| Figure contents as structured data |
⁂

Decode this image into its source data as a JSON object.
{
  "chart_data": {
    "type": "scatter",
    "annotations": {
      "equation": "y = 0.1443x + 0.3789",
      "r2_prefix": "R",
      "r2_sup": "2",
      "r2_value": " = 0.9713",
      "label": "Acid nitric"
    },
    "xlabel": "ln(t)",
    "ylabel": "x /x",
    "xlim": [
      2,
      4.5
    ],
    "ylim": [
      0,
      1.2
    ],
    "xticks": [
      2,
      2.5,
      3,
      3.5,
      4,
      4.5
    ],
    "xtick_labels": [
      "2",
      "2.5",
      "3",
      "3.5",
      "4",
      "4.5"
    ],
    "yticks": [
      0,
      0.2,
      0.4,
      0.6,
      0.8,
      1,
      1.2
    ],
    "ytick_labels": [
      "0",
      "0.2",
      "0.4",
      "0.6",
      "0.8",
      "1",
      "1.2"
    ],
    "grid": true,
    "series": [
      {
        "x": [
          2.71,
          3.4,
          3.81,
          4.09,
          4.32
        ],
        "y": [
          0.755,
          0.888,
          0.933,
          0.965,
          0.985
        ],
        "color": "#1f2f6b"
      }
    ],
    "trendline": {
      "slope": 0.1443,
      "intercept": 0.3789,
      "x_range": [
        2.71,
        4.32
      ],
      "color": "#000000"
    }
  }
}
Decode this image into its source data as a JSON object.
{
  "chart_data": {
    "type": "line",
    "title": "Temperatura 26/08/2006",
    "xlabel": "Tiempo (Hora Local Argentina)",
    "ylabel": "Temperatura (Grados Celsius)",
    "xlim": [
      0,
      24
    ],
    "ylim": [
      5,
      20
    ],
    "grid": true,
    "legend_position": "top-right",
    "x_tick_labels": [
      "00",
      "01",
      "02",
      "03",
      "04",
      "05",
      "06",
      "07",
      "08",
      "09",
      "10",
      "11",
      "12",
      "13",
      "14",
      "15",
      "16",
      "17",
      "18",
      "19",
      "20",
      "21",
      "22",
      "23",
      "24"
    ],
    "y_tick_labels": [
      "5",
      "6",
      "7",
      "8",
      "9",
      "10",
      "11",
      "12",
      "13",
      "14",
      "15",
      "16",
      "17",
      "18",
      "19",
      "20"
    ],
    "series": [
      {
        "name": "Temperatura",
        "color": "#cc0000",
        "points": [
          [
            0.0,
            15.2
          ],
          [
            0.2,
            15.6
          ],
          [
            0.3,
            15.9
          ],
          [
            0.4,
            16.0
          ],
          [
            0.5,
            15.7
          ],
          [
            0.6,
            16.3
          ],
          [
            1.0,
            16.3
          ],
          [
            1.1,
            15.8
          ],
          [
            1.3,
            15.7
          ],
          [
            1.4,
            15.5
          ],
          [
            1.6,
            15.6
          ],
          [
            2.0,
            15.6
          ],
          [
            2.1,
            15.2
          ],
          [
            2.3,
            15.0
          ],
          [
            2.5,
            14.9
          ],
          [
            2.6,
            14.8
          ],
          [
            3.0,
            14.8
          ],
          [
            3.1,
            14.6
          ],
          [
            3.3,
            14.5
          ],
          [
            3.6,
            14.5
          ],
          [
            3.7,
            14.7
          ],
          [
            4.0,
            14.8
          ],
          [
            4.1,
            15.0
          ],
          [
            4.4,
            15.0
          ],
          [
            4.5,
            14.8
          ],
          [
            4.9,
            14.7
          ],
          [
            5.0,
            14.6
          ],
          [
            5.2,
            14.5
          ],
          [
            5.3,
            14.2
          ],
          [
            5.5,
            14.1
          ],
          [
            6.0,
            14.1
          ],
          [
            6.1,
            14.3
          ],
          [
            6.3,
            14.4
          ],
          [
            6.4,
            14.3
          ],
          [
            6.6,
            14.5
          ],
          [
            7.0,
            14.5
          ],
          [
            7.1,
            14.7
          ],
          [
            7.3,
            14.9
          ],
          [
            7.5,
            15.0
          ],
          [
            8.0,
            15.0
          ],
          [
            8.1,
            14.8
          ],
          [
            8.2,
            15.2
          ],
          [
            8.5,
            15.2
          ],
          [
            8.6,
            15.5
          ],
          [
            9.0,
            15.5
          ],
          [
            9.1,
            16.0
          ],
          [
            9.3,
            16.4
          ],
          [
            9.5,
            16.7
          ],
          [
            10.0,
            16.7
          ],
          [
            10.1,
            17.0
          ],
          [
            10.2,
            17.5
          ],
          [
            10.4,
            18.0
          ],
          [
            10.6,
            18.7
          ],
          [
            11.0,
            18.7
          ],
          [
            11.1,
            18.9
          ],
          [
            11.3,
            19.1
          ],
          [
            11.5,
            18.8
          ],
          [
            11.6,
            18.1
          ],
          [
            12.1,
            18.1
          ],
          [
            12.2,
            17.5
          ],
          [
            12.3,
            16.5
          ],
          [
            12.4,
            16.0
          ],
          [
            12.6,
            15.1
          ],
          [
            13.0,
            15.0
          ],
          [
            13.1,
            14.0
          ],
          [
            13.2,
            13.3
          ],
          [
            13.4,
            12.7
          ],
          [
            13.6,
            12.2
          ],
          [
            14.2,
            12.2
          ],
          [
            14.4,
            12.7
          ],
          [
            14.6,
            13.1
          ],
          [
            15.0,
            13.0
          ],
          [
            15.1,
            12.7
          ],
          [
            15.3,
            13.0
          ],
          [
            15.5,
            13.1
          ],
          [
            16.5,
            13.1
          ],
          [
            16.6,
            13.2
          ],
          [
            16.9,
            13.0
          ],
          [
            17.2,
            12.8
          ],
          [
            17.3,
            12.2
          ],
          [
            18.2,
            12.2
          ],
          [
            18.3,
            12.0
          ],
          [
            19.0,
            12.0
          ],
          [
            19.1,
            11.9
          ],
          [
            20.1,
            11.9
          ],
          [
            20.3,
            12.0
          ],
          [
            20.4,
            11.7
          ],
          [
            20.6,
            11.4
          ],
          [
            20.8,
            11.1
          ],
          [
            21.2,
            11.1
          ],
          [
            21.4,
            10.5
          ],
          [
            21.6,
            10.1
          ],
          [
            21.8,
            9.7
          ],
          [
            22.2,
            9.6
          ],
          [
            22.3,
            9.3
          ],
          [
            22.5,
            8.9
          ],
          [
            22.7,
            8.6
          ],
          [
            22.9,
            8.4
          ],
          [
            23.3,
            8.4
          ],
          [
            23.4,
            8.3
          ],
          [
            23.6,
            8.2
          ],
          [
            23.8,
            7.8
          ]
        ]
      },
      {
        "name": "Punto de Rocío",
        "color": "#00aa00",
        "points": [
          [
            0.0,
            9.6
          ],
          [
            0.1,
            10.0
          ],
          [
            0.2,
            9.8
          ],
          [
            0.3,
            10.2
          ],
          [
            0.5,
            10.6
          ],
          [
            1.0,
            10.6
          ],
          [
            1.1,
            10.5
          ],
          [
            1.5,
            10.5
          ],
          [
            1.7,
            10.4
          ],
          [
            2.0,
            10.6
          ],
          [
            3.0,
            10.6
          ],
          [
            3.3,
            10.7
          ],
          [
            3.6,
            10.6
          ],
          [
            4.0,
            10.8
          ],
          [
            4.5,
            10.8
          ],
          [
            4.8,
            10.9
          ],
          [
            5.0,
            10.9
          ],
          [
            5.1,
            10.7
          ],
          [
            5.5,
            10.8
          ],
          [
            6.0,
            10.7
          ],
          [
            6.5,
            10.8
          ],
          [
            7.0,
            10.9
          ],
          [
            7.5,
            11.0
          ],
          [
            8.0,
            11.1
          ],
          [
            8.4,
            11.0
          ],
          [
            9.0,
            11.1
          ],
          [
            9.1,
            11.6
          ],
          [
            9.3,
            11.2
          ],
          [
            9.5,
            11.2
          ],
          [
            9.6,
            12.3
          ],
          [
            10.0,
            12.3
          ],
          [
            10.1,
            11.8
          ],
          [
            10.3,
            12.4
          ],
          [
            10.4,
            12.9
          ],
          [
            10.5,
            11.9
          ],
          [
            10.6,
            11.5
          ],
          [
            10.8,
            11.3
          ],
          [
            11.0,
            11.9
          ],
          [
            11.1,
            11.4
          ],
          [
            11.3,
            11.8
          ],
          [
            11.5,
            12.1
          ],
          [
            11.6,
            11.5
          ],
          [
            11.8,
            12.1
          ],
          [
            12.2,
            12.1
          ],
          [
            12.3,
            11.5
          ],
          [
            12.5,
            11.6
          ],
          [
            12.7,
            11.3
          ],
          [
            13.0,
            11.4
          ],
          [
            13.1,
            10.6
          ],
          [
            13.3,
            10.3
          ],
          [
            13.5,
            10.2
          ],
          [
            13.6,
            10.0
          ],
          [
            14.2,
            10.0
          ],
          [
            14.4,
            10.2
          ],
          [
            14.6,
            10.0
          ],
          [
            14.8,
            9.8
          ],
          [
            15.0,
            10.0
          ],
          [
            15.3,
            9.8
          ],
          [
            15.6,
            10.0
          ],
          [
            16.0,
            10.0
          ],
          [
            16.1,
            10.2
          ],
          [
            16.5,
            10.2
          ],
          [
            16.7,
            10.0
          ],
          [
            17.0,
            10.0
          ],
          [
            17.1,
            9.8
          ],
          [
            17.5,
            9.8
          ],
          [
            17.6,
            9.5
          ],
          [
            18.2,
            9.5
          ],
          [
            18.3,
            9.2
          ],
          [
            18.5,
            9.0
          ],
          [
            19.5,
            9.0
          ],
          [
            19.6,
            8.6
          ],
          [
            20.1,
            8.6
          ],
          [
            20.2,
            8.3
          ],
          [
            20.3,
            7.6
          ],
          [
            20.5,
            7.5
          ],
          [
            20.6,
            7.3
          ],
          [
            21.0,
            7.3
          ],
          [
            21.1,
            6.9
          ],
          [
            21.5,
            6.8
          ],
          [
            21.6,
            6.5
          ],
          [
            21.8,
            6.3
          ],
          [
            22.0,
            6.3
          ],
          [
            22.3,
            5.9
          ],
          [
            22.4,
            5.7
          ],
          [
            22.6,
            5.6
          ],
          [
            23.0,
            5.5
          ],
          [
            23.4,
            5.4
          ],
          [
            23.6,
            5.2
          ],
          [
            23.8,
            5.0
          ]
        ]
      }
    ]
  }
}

⁂

| Problem requirements |
Using the listing above, gather each line that holds the string "ylabel" and copy it.

| Exercise output |
    "ylabel": "x /x",
    "ylabel": "Temperatura (Grados Celsius)",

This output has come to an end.